*Task instructions*: Copy out each line that includes the word "data".
[Records for the exercise start]
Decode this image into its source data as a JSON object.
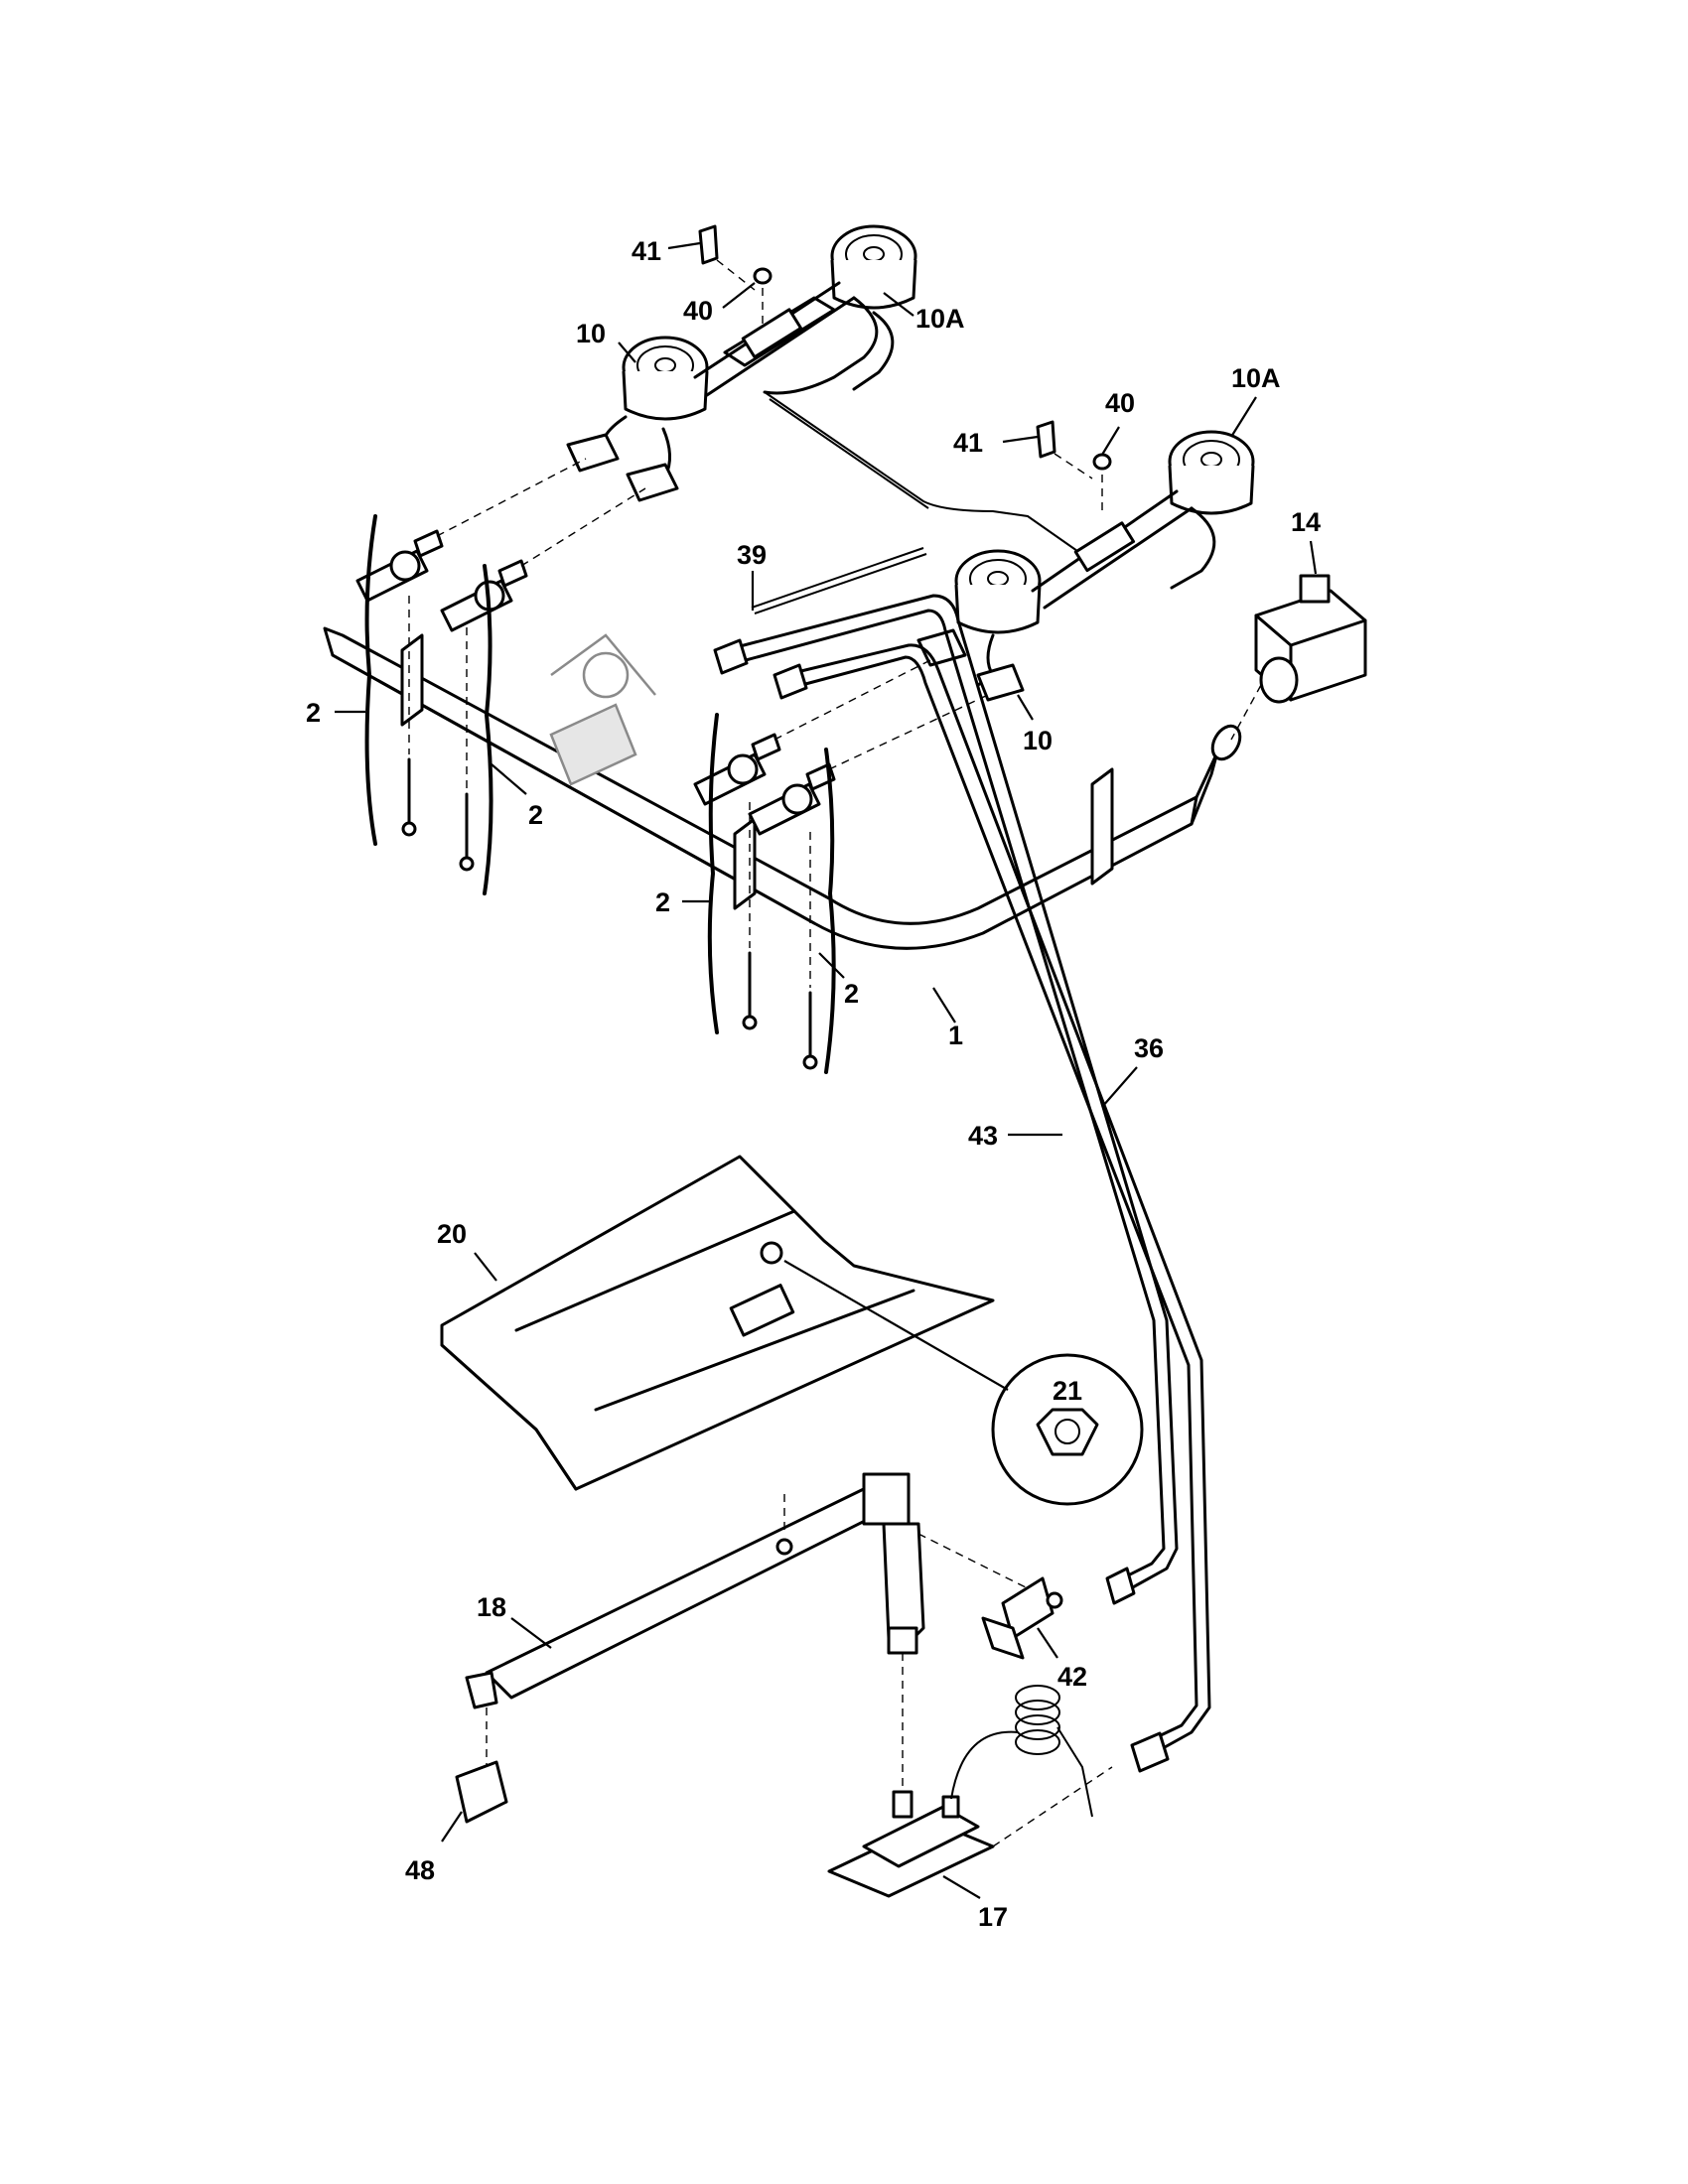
[Records for the exercise end]
[Records for the exercise start]
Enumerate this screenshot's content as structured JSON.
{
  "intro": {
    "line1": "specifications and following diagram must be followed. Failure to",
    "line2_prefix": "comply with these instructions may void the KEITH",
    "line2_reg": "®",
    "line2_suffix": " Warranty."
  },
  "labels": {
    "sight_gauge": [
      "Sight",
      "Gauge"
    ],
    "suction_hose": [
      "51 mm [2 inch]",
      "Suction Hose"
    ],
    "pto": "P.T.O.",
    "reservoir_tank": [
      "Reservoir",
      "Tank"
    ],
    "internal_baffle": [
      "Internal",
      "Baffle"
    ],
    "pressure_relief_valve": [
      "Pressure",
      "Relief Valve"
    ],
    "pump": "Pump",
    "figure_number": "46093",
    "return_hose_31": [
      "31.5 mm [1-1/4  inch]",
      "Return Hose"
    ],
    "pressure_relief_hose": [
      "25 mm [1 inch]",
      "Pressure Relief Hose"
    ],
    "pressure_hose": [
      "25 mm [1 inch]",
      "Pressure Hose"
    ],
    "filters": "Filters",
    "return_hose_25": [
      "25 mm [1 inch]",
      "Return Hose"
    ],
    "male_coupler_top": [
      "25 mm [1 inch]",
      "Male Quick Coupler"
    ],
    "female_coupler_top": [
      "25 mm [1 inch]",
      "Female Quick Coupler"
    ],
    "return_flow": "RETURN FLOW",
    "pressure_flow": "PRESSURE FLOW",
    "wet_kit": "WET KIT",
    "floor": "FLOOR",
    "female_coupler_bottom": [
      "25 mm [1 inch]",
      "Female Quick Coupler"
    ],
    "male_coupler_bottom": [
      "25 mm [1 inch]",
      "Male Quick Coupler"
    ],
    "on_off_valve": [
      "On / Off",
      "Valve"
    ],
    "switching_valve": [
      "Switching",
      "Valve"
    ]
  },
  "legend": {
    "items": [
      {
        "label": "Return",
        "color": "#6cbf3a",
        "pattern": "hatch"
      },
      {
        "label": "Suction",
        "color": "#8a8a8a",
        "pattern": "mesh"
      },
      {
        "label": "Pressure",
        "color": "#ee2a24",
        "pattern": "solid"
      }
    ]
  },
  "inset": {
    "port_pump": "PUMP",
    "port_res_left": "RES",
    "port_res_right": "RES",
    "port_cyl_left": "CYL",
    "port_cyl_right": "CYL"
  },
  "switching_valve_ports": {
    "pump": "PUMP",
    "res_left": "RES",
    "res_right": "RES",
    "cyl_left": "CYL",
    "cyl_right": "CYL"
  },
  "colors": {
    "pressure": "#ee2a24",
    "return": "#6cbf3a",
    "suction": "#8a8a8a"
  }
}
[Records for the exercise end]
[Records for the exercise start]
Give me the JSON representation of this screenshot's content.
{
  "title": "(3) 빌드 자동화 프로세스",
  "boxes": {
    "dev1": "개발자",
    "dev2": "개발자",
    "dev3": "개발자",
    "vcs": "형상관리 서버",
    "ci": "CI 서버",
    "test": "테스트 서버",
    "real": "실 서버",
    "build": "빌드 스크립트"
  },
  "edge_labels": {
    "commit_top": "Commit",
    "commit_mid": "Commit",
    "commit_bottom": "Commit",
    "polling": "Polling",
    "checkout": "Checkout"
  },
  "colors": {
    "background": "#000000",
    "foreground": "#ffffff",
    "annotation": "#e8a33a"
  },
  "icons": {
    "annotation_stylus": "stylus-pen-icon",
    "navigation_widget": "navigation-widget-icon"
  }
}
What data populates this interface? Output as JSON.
[Records for the exercise end]
*Correct output*:
Decode this image into its source data as a JSON object.
What data populates this interface? Output as JSON.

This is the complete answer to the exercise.